**RECORDS TO USE:**

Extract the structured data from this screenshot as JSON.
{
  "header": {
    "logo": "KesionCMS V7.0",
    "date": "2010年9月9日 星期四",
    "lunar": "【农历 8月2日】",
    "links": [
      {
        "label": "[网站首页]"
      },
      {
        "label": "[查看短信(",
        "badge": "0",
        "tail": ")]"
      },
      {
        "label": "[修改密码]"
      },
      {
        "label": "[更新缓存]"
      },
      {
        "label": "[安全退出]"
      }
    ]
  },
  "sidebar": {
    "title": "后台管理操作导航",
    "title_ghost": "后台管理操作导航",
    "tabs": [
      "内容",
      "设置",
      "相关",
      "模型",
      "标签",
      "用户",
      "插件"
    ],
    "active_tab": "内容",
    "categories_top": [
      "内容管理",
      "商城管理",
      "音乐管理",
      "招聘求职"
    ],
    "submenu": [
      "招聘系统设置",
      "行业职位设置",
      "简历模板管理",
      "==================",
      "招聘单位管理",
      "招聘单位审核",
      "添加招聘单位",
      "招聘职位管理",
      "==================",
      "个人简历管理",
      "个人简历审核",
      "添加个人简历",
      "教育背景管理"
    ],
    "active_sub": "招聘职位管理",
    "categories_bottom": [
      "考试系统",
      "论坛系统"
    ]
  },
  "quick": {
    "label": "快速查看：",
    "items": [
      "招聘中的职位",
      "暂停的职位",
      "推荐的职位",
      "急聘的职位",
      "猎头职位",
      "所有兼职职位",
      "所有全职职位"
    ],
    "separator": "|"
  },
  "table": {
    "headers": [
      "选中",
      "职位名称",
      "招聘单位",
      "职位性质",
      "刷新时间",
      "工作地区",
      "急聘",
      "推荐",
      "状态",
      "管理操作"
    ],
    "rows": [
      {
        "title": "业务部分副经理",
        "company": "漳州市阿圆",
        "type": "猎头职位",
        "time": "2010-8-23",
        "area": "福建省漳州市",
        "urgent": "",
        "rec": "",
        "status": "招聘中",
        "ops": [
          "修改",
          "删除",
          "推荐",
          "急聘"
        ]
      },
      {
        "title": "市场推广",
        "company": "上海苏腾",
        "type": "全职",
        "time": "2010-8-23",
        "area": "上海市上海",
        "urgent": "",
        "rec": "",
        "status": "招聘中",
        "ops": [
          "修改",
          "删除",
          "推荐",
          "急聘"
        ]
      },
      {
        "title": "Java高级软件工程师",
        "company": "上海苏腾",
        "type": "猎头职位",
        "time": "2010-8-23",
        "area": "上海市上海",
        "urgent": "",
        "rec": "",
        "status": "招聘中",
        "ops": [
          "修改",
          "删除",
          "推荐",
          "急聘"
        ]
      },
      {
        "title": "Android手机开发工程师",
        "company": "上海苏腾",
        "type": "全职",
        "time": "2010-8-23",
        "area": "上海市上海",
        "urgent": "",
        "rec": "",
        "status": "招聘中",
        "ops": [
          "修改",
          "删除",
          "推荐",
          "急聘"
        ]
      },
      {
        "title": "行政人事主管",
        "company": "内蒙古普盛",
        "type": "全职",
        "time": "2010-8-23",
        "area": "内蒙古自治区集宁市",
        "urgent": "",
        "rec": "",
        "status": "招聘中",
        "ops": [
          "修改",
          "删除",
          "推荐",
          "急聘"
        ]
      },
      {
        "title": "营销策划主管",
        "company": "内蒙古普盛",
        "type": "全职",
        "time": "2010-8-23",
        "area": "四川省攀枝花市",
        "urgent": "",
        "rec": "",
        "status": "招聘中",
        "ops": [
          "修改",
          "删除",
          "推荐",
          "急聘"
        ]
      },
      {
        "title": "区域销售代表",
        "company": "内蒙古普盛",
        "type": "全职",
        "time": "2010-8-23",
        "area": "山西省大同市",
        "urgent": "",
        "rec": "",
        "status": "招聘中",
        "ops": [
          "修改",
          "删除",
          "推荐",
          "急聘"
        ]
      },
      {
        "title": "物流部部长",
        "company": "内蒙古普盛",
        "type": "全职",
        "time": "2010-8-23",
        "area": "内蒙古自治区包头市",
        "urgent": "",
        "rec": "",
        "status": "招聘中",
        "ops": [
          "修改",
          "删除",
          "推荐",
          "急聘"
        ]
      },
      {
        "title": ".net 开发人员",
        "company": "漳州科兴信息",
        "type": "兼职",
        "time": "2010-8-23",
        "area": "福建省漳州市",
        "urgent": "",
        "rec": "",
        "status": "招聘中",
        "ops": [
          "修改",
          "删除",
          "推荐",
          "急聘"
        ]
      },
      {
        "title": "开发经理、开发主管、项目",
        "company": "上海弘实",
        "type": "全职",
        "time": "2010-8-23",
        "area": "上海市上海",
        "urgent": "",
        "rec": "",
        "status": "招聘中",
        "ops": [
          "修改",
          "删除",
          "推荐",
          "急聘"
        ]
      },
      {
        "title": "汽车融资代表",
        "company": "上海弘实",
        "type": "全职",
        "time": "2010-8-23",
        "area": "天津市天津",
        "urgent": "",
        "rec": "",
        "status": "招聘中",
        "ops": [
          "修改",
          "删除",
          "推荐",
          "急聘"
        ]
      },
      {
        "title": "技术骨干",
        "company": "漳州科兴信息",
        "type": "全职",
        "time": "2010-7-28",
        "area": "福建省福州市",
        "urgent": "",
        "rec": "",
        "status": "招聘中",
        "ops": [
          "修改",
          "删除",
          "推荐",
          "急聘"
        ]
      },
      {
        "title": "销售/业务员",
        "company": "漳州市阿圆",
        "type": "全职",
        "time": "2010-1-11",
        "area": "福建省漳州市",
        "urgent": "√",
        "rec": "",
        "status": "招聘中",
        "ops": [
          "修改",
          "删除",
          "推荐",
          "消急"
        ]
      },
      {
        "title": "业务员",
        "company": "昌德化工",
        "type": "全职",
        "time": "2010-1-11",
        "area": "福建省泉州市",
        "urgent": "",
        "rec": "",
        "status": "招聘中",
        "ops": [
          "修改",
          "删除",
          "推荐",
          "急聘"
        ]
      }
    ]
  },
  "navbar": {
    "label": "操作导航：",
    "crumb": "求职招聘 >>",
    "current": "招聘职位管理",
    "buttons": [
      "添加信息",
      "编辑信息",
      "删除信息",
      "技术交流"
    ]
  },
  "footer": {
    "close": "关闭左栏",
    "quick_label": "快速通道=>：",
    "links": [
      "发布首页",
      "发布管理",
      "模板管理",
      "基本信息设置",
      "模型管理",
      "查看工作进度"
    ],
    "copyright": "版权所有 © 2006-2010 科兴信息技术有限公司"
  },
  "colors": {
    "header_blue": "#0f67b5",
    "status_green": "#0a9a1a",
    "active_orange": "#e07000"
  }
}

**SET EXERCISE:** Find every line in the records that contains the word "后台管理操作导航"; copy those lines.

**THE COMPLETED TASK:**
    "title": "后台管理操作导航",
    "title_ghost": "后台管理操作导航",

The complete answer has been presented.